Description of the task: Type out the data exactly as given. Skip any image.
## start Dataset rows
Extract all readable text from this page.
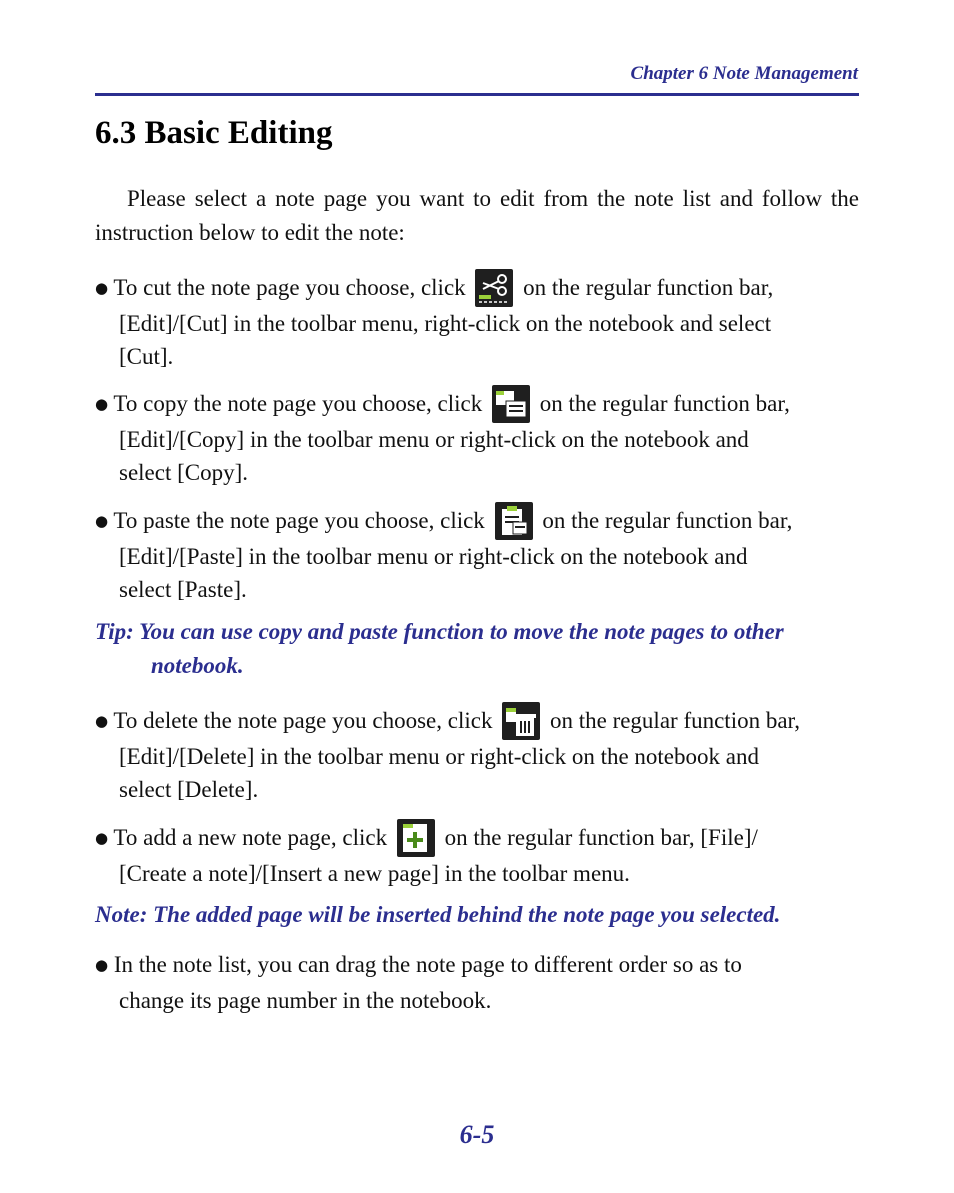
Chapter 6 Note Management
6.3 Basic Editing

Please select a note page you want to edit from the note list and follow the instruction below to edit the note:

● To cut the note page you choose, click	on the regular function bar,
[Edit]/[Cut] in the toolbar menu, right-click on the notebook and select
[Cut].
● To copy the note page you choose, click	on the regular function bar,
[Edit]/[Copy] in the toolbar menu or right-click on the notebook and
select [Copy].
● To paste the note page you choose, click	on the regular function bar,
[Edit]/[Paste] in the toolbar menu or right-click on the notebook and
select [Paste].
Tip: You can use copy and paste function to move the note pages to other
notebook.
● To delete the note page you choose, click	on the regular function bar,
[Edit]/[Delete] in the toolbar menu or right-click on the notebook and
select [Delete].
● To add a new note page, click	on the regular function bar, [File]/
[Create a note]/[Insert a new page] in the toolbar menu.
Note: The added page will be inserted behind the note page you selected.
● In the note list, you can drag the note page to different order so as to
change its page number in the notebook.
6-5
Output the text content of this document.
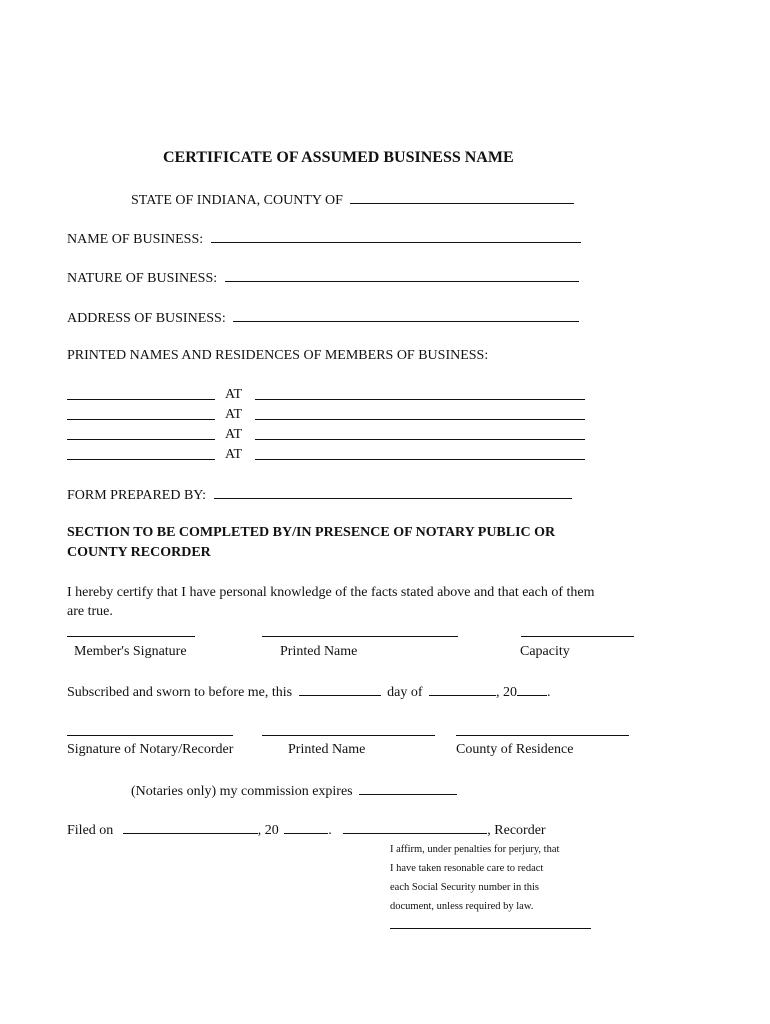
CERTIFICATE OF ASSUMED BUSINESS NAME
STATE OF INDIANA, COUNTY OF
NAME OF BUSINESS:
NATURE OF BUSINESS:
ADDRESS OF BUSINESS:
PRINTED NAMES AND RESIDENCES OF MEMBERS OF BUSINESS:
AT
AT
AT
AT
FORM PREPARED BY:
SECTION TO BE COMPLETED BY/IN PRESENCE OF NOTARY PUBLIC OR
COUNTY RECORDER
I hereby certify that I have personal knowledge of the facts stated above and that each of them
are true.
Member's Signature	Printed Name	Capacity
Subscribed and sworn to before me, this	day of	, 20 .
Signature of Notary/Recorder	Printed Name	County of Residence
(Notaries only) my commission expires
Filed on	, 20	.	, Recorder
I affirm, under penalties for perjury, that
I have taken resonable care to redact
each Social Security number in this
document, unless required by law.
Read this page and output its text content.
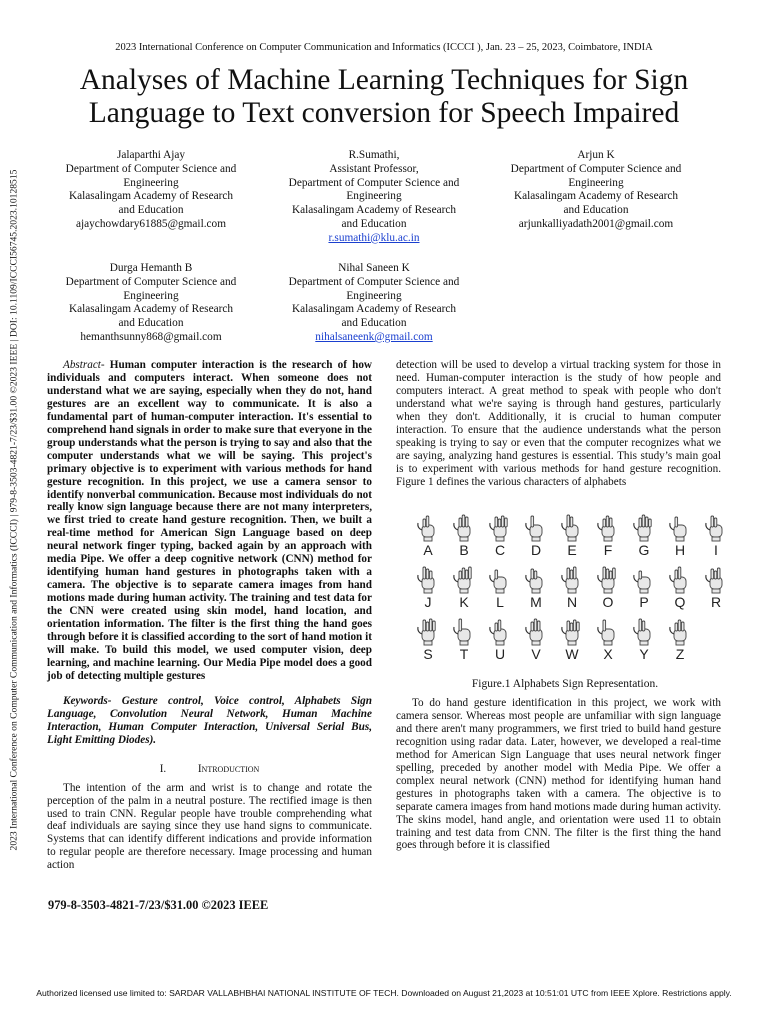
2023 International Conference on Computer Communication and Informatics (ICCCI ), Jan. 23 – 25, 2023, Coimbatore, INDIA
Analyses of Machine Learning Techniques for Sign
Language to Text conversion for Speech Impaired
Jalaparthi Ajay
Department of Computer Science and
Engineering
Kalasalingam Academy of Research
and Education
ajaychowdary61885@gmail.com
R.Sumathi,
Assistant Professor,
Department of Computer Science and
Engineering
Kalasalingam Academy of Research
and Education
r.sumathi@klu.ac.in
Arjun K
Department of Computer Science and
Engineering
Kalasalingam Academy of Research
and Education
arjunkalliyadath2001@gmail.com
Durga Hemanth B
Department of Computer Science and
Engineering
Kalasalingam Academy of Research
and Education
hemanthsunny868@gmail.com
Nihal Saneen K
Department of Computer Science and
Engineering
Kalasalingam Academy of Research
and Education
nihalsaneenk@gmail.com
2023 International Conference on Computer Communication and Informatics (ICCCI) | 979-8-3503-4821-7/23/$31.00 ©2023 IEEE | DOI: 10.1109/ICCCI56745.2023.10128515	Abstract- Human computer interaction is the research of how individuals and computers interact. When someone does not understand what we are saying, especially when they do not, hand gestures are an excellent way to communicate. It is also a fundamental part of human-computer interaction. It's essential to comprehend hand signals in order to make sure that everyone in the group understands what the person is trying to say and also that the computer understands what we will be saying. This project's primary objective is to experiment with various methods for hand gesture recognition. In this project, we use a camera sensor to identify nonverbal communication. Because most individuals do not really know sign language because there are not many interpreters, we first tried to create hand gesture recognition. Then, we built a real-time method for American Sign Language based on deep neural network finger typing, backed again by an approach with media Pipe. We offer a deep cognitive network (CNN) method for identifying human hand gestures in photographs taken with a camera. The objective is to separate camera images from hand motions made during human activity. The training and test data for the CNN were created using skin model, hand location, and orientation information. The filter is the first thing the hand goes through before it is classified according to the sort of hand motion it will make. To build this model, we used computer vision, deep learning, and machine learning. Our Media Pipe model does a good job of detecting multiple gestures

Keywords- Gesture control, Voice control, Alphabets Sign Language, Convolution Neural Network, Human Machine Interaction, Human Computer Interaction, Universal Serial Bus, Light Emitting Diodes).

I.	Introduction

The intention of the arm and wrist is to change and rotate the perception of the palm in a neutral posture. The rectified image is then used to train CNN. Regular people have trouble comprehending what deaf individuals are saying since they use hand signs to communicate. Systems that can identify different indications and provide information to regular people are therefore necessary. Image processing and human action

detection will be used to develop a virtual tracking system for those in need. Human-computer interaction is the study of how people and computers interact. A great method to speak with people who don't understand what we're saying is through hand gestures, particularly when they don't. Additionally, it is crucial to human computer interaction. To ensure that the audience understands what the person speaking is trying to say or even that the computer recognizes what we are saying, analyzing hand gestures is essential. This study’s main goal is to experiment with various methods for hand gesture recognition. Figure 1 defines the various characters of alphabets

A B C D E F G H I
J K L M N O P Q R
S T U V W X Y Z
Figure.1 Alphabets Sign Representation.

To do hand gesture identification in this project, we work with camera sensor. Whereas most people are unfamiliar with sign language and there aren't many programmers, we first tried to build hand gesture recognition using radar data. Later, however, we developed a real-time method for American Sign Language that uses neural network finger spelling, preceded by another model with Media Pipe. We offer a complex neural network (CNN) method for identifying human hand gestures in photographs taken with a camera. The objective is to separate camera images from hand motions made during human activity. The skins model, hand angle, and orientation were used 11 to obtain training and test data from CNN. The filter is the first thing the hand goes through before it is classified

979-8-3503-4821-7/23/$31.00 ©2023 IEEE
Authorized licensed use limited to: SARDAR VALLABHBHAI NATIONAL INSTITUTE OF TECH. Downloaded on August 21,2023 at 10:51:01 UTC from IEEE Xplore. Restrictions apply.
## end Dataset rows
Solution:
Extract all readable text from this page.
Chapter 6 Note Management
6.3 Basic Editing

Please select a note page you want to edit from the note list and follow the instruction below to edit the note:

● To cut the note page you choose, click	on the regular function bar,
[Edit]/[Cut] in the toolbar menu, right-click on the notebook and select
[Cut].
● To copy the note page you choose, click	on the regular function bar,
[Edit]/[Copy] in the toolbar menu or right-click on the notebook and
select [Copy].
● To paste the note page you choose, click	on the regular function bar,
[Edit]/[Paste] in the toolbar menu or right-click on the notebook and
select [Paste].
Tip: You can use copy and paste function to move the note pages to other
notebook.
● To delete the note page you choose, click	on the regular function bar,
[Edit]/[Delete] in the toolbar menu or right-click on the notebook and
select [Delete].
● To add a new note page, click	on the regular function bar, [File]/
[Create a note]/[Insert a new page] in the toolbar menu.
Note: The added page will be inserted behind the note page you selected.
● In the note list, you can drag the note page to different order so as to
change its page number in the notebook.
6-5
Output the text content of this document.
CERTIFICATE OF ASSUMED BUSINESS NAME
STATE OF INDIANA, COUNTY OF
NAME OF BUSINESS:
NATURE OF BUSINESS:
ADDRESS OF BUSINESS:
PRINTED NAMES AND RESIDENCES OF MEMBERS OF BUSINESS:
AT
AT
AT
AT
FORM PREPARED BY:
SECTION TO BE COMPLETED BY/IN PRESENCE OF NOTARY PUBLIC OR
COUNTY RECORDER
I hereby certify that I have personal knowledge of the facts stated above and that each of them
are true.
Member's Signature	Printed Name	Capacity
Subscribed and sworn to before me, this	day of	, 20 .
Signature of Notary/Recorder	Printed Name	County of Residence
(Notaries only) my commission expires
Filed on	, 20	.	, Recorder
I affirm, under penalties for perjury, that
I have taken resonable care to redact
each Social Security number in this
document, unless required by law.
Read this page and output its text content.
2023 International Conference on Computer Communication and Informatics (ICCCI ), Jan. 23 – 25, 2023, Coimbatore, INDIA
Analyses of Machine Learning Techniques for Sign
Language to Text conversion for Speech Impaired
Jalaparthi Ajay
Department of Computer Science and
Engineering
Kalasalingam Academy of Research
and Education
ajaychowdary61885@gmail.com
R.Sumathi,
Assistant Professor,
Department of Computer Science and
Engineering
Kalasalingam Academy of Research
and Education
r.sumathi@klu.ac.in
Arjun K
Department of Computer Science and
Engineering
Kalasalingam Academy of Research
and Education
arjunkalliyadath2001@gmail.com
Durga Hemanth B
Department of Computer Science and
Engineering
Kalasalingam Academy of Research
and Education
hemanthsunny868@gmail.com
Nihal Saneen K
Department of Computer Science and
Engineering
Kalasalingam Academy of Research
and Education
nihalsaneenk@gmail.com
2023 International Conference on Computer Communication and Informatics (ICCCI) | 979-8-3503-4821-7/23/$31.00 ©2023 IEEE | DOI: 10.1109/ICCCI56745.2023.10128515	Abstract- Human computer interaction is the research of how individuals and computers interact. When someone does not understand what we are saying, especially when they do not, hand gestures are an excellent way to communicate. It is also a fundamental part of human-computer interaction. It's essential to comprehend hand signals in order to make sure that everyone in the group understands what the person is trying to say and also that the computer understands what we will be saying. This project's primary objective is to experiment with various methods for hand gesture recognition. In this project, we use a camera sensor to identify nonverbal communication. Because most individuals do not really know sign language because there are not many interpreters, we first tried to create hand gesture recognition. Then, we built a real-time method for American Sign Language based on deep neural network finger typing, backed again by an approach with media Pipe. We offer a deep cognitive network (CNN) method for identifying human hand gestures in photographs taken with a camera. The objective is to separate camera images from hand motions made during human activity. The training and test data for the CNN were created using skin model, hand location, and orientation information. The filter is the first thing the hand goes through before it is classified according to the sort of hand motion it will make. To build this model, we used computer vision, deep learning, and machine learning. Our Media Pipe model does a good job of detecting multiple gestures

Keywords- Gesture control, Voice control, Alphabets Sign Language, Convolution Neural Network, Human Machine Interaction, Human Computer Interaction, Universal Serial Bus, Light Emitting Diodes).

I.	Introduction

The intention of the arm and wrist is to change and rotate the perception of the palm in a neutral posture. The rectified image is then used to train CNN. Regular people have trouble comprehending what deaf individuals are saying since they use hand signs to communicate. Systems that can identify different indications and provide information to regular people are therefore necessary. Image processing and human action

detection will be used to develop a virtual tracking system for those in need. Human-computer interaction is the study of how people and computers interact. A great method to speak with people who don't understand what we're saying is through hand gestures, particularly when they don't. Additionally, it is crucial to human computer interaction. To ensure that the audience understands what the person speaking is trying to say or even that the computer recognizes what we are saying, analyzing hand gestures is essential. This study’s main goal is to experiment with various methods for hand gesture recognition. Figure 1 defines the various characters of alphabets

A B C D E F G H I
J K L M N O P Q R
S T U V W X Y Z
Figure.1 Alphabets Sign Representation.

To do hand gesture identification in this project, we work with camera sensor. Whereas most people are unfamiliar with sign language and there aren't many programmers, we first tried to build hand gesture recognition using radar data. Later, however, we developed a real-time method for American Sign Language that uses neural network finger spelling, preceded by another model with Media Pipe. We offer a complex neural network (CNN) method for identifying human hand gestures in photographs taken with a camera. The objective is to separate camera images from hand motions made during human activity. The skins model, hand angle, and orientation were used 11 to obtain training and test data from CNN. The filter is the first thing the hand goes through before it is classified

979-8-3503-4821-7/23/$31.00 ©2023 IEEE
Authorized licensed use limited to: SARDAR VALLABHBHAI NATIONAL INSTITUTE OF TECH. Downloaded on August 21,2023 at 10:51:01 UTC from IEEE Xplore. Restrictions apply.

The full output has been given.